§ Exercise objective
Make an exact copy of the records, with the pictures left out.

§ Material to process
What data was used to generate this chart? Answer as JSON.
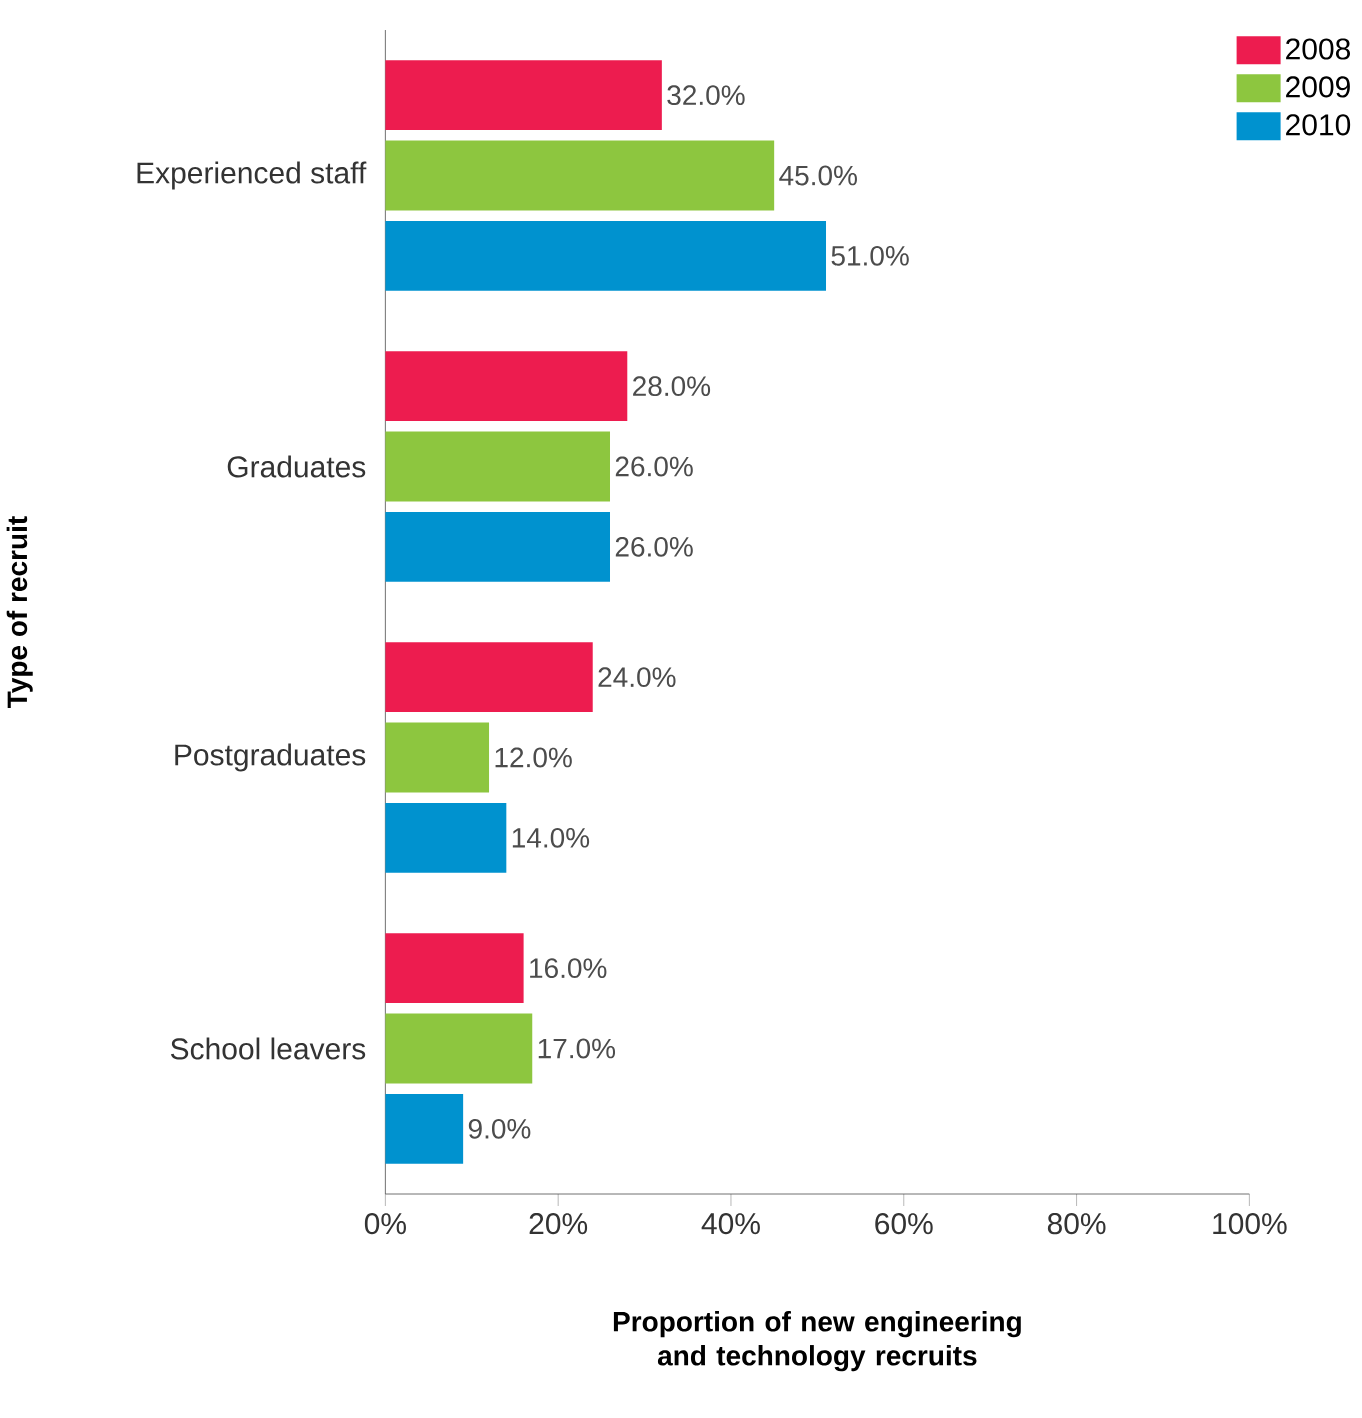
{
  "chart_data": {
    "type": "bar",
    "orientation": "horizontal",
    "categories": [
      "Experienced staff",
      "Graduates",
      "Postgraduates",
      "School leavers"
    ],
    "series": [
      {
        "name": "2008",
        "color": "#ed1c4f",
        "values": [
          32,
          28,
          24,
          16
        ],
        "value_labels": [
          "32.0%",
          "28.0%",
          "24.0%",
          "16.0%"
        ]
      },
      {
        "name": "2009",
        "color": "#8dc63f",
        "values": [
          45,
          26,
          12,
          17
        ],
        "value_labels": [
          "45.0%",
          "26.0%",
          "12.0%",
          "17.0%"
        ]
      },
      {
        "name": "2010",
        "color": "#0092cf",
        "values": [
          51,
          26,
          14,
          9
        ],
        "value_labels": [
          "51.0%",
          "26.0%",
          "14.0%",
          "9.0%"
        ]
      }
    ],
    "xlim": [
      0,
      100
    ],
    "xticks": [
      {
        "value": 0,
        "label": "0%"
      },
      {
        "value": 20,
        "label": "20%"
      },
      {
        "value": 40,
        "label": "40%"
      },
      {
        "value": 60,
        "label": "60%"
      },
      {
        "value": 80,
        "label": "80%"
      },
      {
        "value": 100,
        "label": "100%"
      }
    ],
    "xlabel": "Proportion of new engineering and technology recruits",
    "ylabel": "Type of recruit",
    "legend": "top right"
  }
}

§ Output below
What data was used to generate this chart? Answer as JSON.
{
  "chart_data": {
    "type": "bar",
    "orientation": "horizontal",
    "categories": [
      "Experienced staff",
      "Graduates",
      "Postgraduates",
      "School leavers"
    ],
    "series": [
      {
        "name": "2008",
        "color": "#ed1c4f",
        "values": [
          32,
          28,
          24,
          16
        ],
        "value_labels": [
          "32.0%",
          "28.0%",
          "24.0%",
          "16.0%"
        ]
      },
      {
        "name": "2009",
        "color": "#8dc63f",
        "values": [
          45,
          26,
          12,
          17
        ],
        "value_labels": [
          "45.0%",
          "26.0%",
          "12.0%",
          "17.0%"
        ]
      },
      {
        "name": "2010",
        "color": "#0092cf",
        "values": [
          51,
          26,
          14,
          9
        ],
        "value_labels": [
          "51.0%",
          "26.0%",
          "14.0%",
          "9.0%"
        ]
      }
    ],
    "xlim": [
      0,
      100
    ],
    "xticks": [
      {
        "value": 0,
        "label": "0%"
      },
      {
        "value": 20,
        "label": "20%"
      },
      {
        "value": 40,
        "label": "40%"
      },
      {
        "value": 60,
        "label": "60%"
      },
      {
        "value": 80,
        "label": "80%"
      },
      {
        "value": 100,
        "label": "100%"
      }
    ],
    "xlabel": "Proportion of new engineering and technology recruits",
    "ylabel": "Type of recruit",
    "legend": "top right"
  }
}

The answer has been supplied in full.